TASK DETAILS:
Repeat every entry word for word, skipping the pictures.

GIVEN INFORMATION:
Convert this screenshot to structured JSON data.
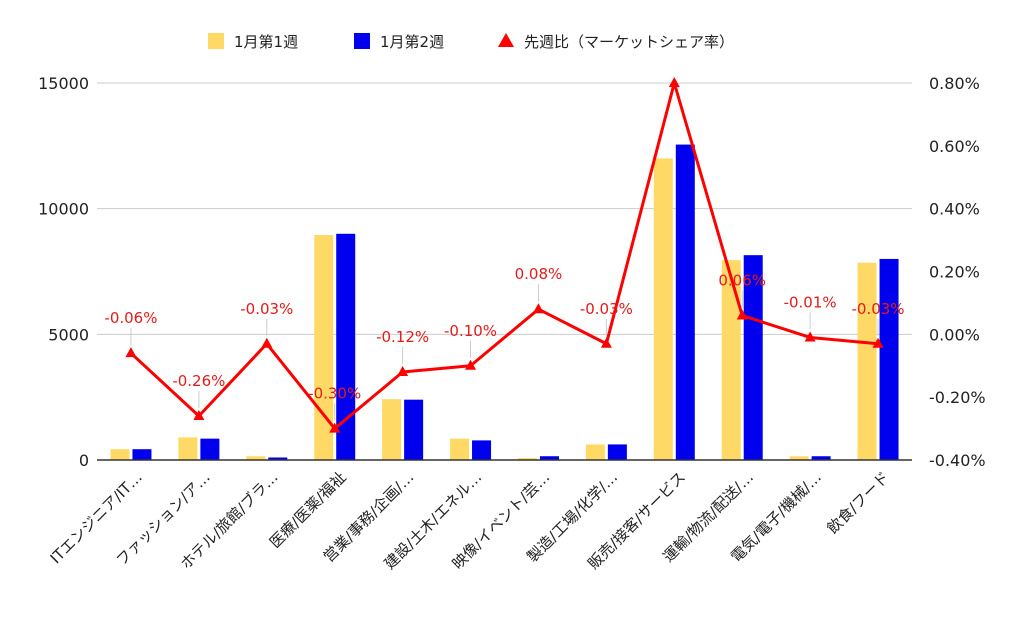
{
  "chart_data": {
    "type": "bar",
    "categories": [
      "ITエンジニア/IT…",
      "ファッション/ア…",
      "ホテル/旅館/ブラ…",
      "医療/医薬/福祉",
      "営業/事務/企画/…",
      "建設/土木/エネル…",
      "映像/イベント/芸…",
      "製造/工場/化学/…",
      "販売/接客/サービス",
      "運輸/物流/配送/…",
      "電気/電子/機械/…",
      "飲食/フード"
    ],
    "series": [
      {
        "name": "1月第1週",
        "type": "bar",
        "axis": "left",
        "color": "#ffd966",
        "values": [
          430,
          900,
          150,
          8950,
          2420,
          850,
          80,
          620,
          12000,
          7950,
          150,
          7850
        ]
      },
      {
        "name": "1月第2週",
        "type": "bar",
        "axis": "left",
        "color": "#0000ee",
        "values": [
          430,
          850,
          100,
          9000,
          2400,
          780,
          150,
          620,
          12550,
          8150,
          150,
          8000
        ]
      },
      {
        "name": "先週比（マーケットシェア率）",
        "type": "line",
        "axis": "right",
        "color": "#ff0000",
        "values": [
          -0.06,
          -0.26,
          -0.03,
          -0.3,
          -0.12,
          -0.1,
          0.08,
          -0.03,
          0.8,
          0.06,
          -0.01,
          -0.03
        ],
        "labels": [
          "-0.06%",
          "-0.26%",
          "-0.03%",
          "-0.30%",
          "-0.12%",
          "-0.10%",
          "0.08%",
          "-0.03%",
          "",
          "0.06%",
          "-0.01%",
          "-0.03%"
        ]
      }
    ],
    "y_left": {
      "min": 0,
      "max": 15000,
      "ticks": [
        "0",
        "5000",
        "10000",
        "15000"
      ]
    },
    "y_right": {
      "min": -0.4,
      "max": 0.8,
      "ticks": [
        "-0.40%",
        "-0.20%",
        "0.00%",
        "0.20%",
        "0.40%",
        "0.60%",
        "0.80%"
      ]
    },
    "grid": true,
    "legend_position": "top-center",
    "title": "",
    "xlabel": "",
    "ylabel": ""
  }
}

TASK ANSWER:
Convert this screenshot to structured JSON data.
{
  "chart_data": {
    "type": "bar",
    "categories": [
      "ITエンジニア/IT…",
      "ファッション/ア…",
      "ホテル/旅館/ブラ…",
      "医療/医薬/福祉",
      "営業/事務/企画/…",
      "建設/土木/エネル…",
      "映像/イベント/芸…",
      "製造/工場/化学/…",
      "販売/接客/サービス",
      "運輸/物流/配送/…",
      "電気/電子/機械/…",
      "飲食/フード"
    ],
    "series": [
      {
        "name": "1月第1週",
        "type": "bar",
        "axis": "left",
        "color": "#ffd966",
        "values": [
          430,
          900,
          150,
          8950,
          2420,
          850,
          80,
          620,
          12000,
          7950,
          150,
          7850
        ]
      },
      {
        "name": "1月第2週",
        "type": "bar",
        "axis": "left",
        "color": "#0000ee",
        "values": [
          430,
          850,
          100,
          9000,
          2400,
          780,
          150,
          620,
          12550,
          8150,
          150,
          8000
        ]
      },
      {
        "name": "先週比（マーケットシェア率）",
        "type": "line",
        "axis": "right",
        "color": "#ff0000",
        "values": [
          -0.06,
          -0.26,
          -0.03,
          -0.3,
          -0.12,
          -0.1,
          0.08,
          -0.03,
          0.8,
          0.06,
          -0.01,
          -0.03
        ],
        "labels": [
          "-0.06%",
          "-0.26%",
          "-0.03%",
          "-0.30%",
          "-0.12%",
          "-0.10%",
          "0.08%",
          "-0.03%",
          "",
          "0.06%",
          "-0.01%",
          "-0.03%"
        ]
      }
    ],
    "y_left": {
      "min": 0,
      "max": 15000,
      "ticks": [
        "0",
        "5000",
        "10000",
        "15000"
      ]
    },
    "y_right": {
      "min": -0.4,
      "max": 0.8,
      "ticks": [
        "-0.40%",
        "-0.20%",
        "0.00%",
        "0.20%",
        "0.40%",
        "0.60%",
        "0.80%"
      ]
    },
    "grid": true,
    "legend_position": "top-center",
    "title": "",
    "xlabel": "",
    "ylabel": ""
  }
}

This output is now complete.